* Given task
Please reproduce every one of these records line for line, without changing any character.

Listings of boxed layout items:
-=-=-
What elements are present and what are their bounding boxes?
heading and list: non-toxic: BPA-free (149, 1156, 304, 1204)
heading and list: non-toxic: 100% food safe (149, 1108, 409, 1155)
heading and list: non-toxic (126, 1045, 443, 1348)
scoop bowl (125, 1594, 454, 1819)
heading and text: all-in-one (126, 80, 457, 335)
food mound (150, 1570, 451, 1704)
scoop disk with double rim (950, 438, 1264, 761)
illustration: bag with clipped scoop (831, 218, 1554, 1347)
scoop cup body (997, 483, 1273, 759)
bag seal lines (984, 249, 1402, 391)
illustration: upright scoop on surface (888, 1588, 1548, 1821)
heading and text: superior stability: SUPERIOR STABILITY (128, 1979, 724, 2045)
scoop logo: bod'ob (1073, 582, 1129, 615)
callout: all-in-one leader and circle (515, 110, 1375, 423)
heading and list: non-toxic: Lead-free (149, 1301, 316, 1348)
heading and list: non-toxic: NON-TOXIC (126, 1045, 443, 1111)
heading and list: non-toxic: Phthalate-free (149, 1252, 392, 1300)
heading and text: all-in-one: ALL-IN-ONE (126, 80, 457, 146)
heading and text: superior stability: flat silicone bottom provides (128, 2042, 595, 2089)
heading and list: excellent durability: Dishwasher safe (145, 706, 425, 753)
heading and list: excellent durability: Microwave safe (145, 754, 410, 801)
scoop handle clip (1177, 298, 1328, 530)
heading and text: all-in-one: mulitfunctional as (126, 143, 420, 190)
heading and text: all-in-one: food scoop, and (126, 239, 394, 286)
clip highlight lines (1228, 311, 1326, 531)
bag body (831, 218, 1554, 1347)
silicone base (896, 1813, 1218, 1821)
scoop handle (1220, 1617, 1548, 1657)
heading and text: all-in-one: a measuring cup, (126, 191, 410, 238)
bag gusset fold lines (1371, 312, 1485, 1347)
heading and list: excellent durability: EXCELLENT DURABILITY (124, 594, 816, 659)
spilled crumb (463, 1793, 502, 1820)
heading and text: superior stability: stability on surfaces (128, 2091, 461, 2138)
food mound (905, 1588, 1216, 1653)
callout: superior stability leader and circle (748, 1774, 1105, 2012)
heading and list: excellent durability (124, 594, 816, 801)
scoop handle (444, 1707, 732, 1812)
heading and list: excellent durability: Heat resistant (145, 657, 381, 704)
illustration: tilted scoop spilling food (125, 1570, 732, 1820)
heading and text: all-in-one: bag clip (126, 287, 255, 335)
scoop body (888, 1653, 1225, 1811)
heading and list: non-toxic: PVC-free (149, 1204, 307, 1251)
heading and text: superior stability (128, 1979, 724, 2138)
-=-=-
* Finished exercise
What elements are present and what are their bounding boxes?
heading and list: non-toxic: BPA-free (149, 1156, 304, 1204)
heading and list: non-toxic: 100% food safe (149, 1108, 409, 1155)
heading and list: non-toxic (126, 1045, 443, 1348)
scoop bowl (125, 1594, 454, 1819)
heading and text: all-in-one (126, 80, 457, 335)
food mound (150, 1570, 451, 1704)
scoop disk with double rim (950, 438, 1264, 761)
illustration: bag with clipped scoop (831, 218, 1554, 1347)
scoop cup body (997, 483, 1273, 759)
bag seal lines (984, 249, 1402, 391)
illustration: upright scoop on surface (888, 1588, 1548, 1821)
heading and text: superior stability: SUPERIOR STABILITY (128, 1979, 724, 2045)
scoop logo: bod'ob (1073, 582, 1129, 615)
callout: all-in-one leader and circle (515, 110, 1375, 423)
heading and list: non-toxic: Lead-free (149, 1301, 316, 1348)
heading and list: non-toxic: NON-TOXIC (126, 1045, 443, 1111)
heading and list: non-toxic: Phthalate-free (149, 1252, 392, 1300)
heading and text: all-in-one: ALL-IN-ONE (126, 80, 457, 146)
heading and text: superior stability: flat silicone bottom provides (128, 2042, 595, 2089)
heading and list: excellent durability: Dishwasher safe (145, 706, 425, 753)
heading and list: excellent durability: Microwave safe (145, 754, 410, 801)
scoop handle clip (1177, 298, 1328, 530)
heading and text: all-in-one: mulitfunctional as (126, 143, 420, 190)
heading and text: all-in-one: food scoop, and (126, 239, 394, 286)
clip highlight lines (1228, 311, 1326, 531)
bag body (831, 218, 1554, 1347)
silicone base (896, 1813, 1218, 1821)
scoop handle (1220, 1617, 1548, 1657)
heading and text: all-in-one: a measuring cup, (126, 191, 410, 238)
bag gusset fold lines (1371, 312, 1485, 1347)
heading and list: excellent durability: EXCELLENT DURABILITY (124, 594, 816, 659)
spilled crumb (463, 1793, 502, 1820)
heading and text: superior stability: stability on surfaces (128, 2091, 461, 2138)
food mound (905, 1588, 1216, 1653)
callout: superior stability leader and circle (748, 1774, 1105, 2012)
heading and list: excellent durability (124, 594, 816, 801)
scoop handle (444, 1707, 732, 1812)
heading and list: excellent durability: Heat resistant (145, 657, 381, 704)
illustration: tilted scoop spilling food (125, 1570, 732, 1820)
heading and text: all-in-one: bag clip (126, 287, 255, 335)
scoop body (888, 1653, 1225, 1811)
heading and list: non-toxic: PVC-free (149, 1204, 307, 1251)
heading and text: superior stability (128, 1979, 724, 2138)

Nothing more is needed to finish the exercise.